§ **Texto de referencia**:
QUE SE DICE
Equilibrio monetario

Es probable que la economía dominicana haya rebasado una prueba muy difícil en estos días, pues sobre el mercado cambiario se habrían estado ejerciendo fuerzas especulativas de todo género, con poderosos generadores de divisas retardando canjes, y otros creando expectativas falsas sobre eventuales compras masivas. Para desilusión de quienes aspiran a que el peso siga lo más devaluado posible, el dólar parece anclado en torno al 33 por 1, con leves subidas y bajadas. Ni sube intensamente la demanda como para que la tasa se eleve, ni baja agudamente la oferta como para encarecer la importante moneda. Parece muy evidente que el nerviosismo y la incertidumbre que dominaban en la escena anteriormente han dejado de influir en los comportamientos económicos. Comienza a ser factible proyectar inversiones sin temor a cambios extraordinarios en el valor de las medios de cambio.

§ **Consigna**:
Decide si cada afirmación concuerda con el texto sobre el equilibrio monetario y justifica cada sí o no con las palabras textuales que lo deciden.
1. El dólar se mantiene en torno a 33 pesos.
2. La demanda de divisas sube con fuerza.
3. El nerviosismo todavía influye en los comportamientos económicos.

§ **Registros de datos**:
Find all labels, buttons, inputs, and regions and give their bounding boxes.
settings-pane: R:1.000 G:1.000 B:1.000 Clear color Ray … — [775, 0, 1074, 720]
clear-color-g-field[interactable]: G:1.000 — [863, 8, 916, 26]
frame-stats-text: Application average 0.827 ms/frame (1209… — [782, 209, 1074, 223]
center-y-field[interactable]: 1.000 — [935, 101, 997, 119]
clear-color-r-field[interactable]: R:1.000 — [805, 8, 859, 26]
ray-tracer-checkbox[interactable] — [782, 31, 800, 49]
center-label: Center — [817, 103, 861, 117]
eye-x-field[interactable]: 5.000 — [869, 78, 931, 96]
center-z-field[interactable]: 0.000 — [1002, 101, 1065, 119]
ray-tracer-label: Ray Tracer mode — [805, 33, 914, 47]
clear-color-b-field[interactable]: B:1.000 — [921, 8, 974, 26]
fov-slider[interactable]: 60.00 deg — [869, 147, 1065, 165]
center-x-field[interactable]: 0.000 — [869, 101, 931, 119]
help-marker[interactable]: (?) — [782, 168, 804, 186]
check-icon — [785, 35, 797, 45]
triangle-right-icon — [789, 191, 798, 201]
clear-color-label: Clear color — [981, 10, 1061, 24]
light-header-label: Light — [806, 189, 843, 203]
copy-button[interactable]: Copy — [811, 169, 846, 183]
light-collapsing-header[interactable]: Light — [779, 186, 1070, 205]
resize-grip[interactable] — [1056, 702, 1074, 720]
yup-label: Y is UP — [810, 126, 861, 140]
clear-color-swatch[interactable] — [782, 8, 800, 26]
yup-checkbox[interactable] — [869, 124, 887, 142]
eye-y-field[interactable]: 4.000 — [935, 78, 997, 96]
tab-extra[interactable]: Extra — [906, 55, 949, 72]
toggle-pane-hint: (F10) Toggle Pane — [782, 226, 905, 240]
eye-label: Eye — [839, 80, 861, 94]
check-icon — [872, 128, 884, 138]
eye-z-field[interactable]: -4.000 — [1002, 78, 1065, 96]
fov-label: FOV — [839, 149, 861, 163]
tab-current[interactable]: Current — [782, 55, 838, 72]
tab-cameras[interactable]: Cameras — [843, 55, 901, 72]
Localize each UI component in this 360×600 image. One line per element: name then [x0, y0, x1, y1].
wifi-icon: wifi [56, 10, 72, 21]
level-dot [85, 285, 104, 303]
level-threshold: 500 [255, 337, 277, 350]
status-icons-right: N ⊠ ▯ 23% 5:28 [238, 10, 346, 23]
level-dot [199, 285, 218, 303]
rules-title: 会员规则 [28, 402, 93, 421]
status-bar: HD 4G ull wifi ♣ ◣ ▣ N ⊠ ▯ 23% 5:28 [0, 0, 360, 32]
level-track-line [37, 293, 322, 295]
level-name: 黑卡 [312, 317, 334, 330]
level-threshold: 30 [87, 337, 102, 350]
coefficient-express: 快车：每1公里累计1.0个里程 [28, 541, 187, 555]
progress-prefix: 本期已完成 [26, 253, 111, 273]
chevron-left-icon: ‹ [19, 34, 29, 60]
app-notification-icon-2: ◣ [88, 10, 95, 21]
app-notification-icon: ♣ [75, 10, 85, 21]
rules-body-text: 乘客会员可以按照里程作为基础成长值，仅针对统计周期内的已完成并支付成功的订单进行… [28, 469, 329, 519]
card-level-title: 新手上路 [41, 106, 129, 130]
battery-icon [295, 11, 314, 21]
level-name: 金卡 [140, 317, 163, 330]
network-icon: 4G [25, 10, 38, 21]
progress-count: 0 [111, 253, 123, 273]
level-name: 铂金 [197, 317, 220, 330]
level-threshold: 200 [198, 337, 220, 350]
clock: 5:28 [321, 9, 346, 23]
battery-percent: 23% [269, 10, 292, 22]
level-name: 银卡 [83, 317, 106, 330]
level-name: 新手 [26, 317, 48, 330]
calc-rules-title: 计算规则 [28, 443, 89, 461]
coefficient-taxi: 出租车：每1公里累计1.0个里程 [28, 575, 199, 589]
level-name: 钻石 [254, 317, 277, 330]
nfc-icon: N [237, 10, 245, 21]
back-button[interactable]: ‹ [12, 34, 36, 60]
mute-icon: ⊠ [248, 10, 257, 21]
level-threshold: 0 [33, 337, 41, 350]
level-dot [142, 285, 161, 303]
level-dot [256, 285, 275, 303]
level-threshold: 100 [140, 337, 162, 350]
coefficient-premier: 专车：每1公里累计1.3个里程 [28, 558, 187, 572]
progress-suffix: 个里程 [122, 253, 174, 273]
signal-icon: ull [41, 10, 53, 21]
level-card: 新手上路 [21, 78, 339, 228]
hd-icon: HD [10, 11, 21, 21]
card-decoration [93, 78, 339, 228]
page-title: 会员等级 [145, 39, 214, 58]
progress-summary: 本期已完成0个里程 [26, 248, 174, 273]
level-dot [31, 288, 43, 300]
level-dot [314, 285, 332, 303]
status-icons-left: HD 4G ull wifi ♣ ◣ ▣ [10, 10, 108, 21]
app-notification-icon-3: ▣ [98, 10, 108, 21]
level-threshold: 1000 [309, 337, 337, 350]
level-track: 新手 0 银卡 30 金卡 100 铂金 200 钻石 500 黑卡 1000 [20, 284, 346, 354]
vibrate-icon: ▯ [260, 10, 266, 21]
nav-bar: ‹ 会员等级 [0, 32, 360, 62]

§ **Resultado obtenido**:
1. Sí: «el dólar parece anclado en torno al 33 por 1».
2. No: «Ni sube intensamente la demanda como para que la tasa se eleve».
3. No: «el nerviosismo y la incertidumbre que dominaban en la escena anteriormente han dejado de influir en los comportamientos económicos».